### TASK STATEMENT
Pick out each line in these entries that contains the string "your".

### DATA FOR THIS TASK
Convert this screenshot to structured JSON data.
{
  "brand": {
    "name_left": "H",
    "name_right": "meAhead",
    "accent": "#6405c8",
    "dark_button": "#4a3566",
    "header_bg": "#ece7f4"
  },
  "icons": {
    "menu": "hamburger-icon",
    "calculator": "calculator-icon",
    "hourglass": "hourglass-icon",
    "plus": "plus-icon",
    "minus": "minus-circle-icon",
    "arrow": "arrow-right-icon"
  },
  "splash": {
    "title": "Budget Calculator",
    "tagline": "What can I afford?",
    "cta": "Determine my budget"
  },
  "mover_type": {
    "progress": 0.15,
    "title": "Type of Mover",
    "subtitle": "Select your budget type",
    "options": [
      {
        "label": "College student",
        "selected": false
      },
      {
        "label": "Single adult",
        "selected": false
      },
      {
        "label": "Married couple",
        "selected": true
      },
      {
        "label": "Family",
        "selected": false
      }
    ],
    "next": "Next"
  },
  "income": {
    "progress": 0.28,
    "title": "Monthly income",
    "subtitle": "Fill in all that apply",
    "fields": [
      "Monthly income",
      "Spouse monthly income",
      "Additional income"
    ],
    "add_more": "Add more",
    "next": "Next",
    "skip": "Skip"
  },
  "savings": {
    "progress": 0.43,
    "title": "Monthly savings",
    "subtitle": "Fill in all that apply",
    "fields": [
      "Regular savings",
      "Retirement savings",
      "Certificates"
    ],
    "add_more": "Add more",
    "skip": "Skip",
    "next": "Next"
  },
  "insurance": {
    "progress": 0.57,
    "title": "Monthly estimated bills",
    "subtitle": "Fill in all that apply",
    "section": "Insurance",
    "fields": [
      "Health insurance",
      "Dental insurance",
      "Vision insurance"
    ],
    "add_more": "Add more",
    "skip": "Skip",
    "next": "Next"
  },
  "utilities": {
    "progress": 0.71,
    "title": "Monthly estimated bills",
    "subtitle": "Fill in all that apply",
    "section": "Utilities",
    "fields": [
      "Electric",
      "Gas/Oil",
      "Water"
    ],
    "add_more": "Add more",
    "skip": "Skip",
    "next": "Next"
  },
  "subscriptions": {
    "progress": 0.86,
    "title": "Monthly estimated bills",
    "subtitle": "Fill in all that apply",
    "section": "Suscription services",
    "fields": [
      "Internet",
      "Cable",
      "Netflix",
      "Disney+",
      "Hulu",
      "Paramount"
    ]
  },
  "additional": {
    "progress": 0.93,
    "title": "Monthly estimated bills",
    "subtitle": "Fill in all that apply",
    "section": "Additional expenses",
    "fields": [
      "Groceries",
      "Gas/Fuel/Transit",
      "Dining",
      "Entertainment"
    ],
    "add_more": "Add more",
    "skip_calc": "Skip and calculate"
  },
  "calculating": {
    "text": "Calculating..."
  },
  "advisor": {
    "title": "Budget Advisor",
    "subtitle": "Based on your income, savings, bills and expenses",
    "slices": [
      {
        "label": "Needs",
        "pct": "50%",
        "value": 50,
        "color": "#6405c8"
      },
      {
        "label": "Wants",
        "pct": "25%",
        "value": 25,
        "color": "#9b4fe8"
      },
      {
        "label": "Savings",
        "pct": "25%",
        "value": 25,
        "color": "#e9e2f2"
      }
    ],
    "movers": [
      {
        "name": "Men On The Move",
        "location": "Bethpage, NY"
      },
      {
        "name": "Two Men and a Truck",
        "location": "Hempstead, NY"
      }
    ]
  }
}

### EXERCISE ANSWER
    "subtitle": "Select your budget type",
    "subtitle": "Based on your income, savings, bills and expenses",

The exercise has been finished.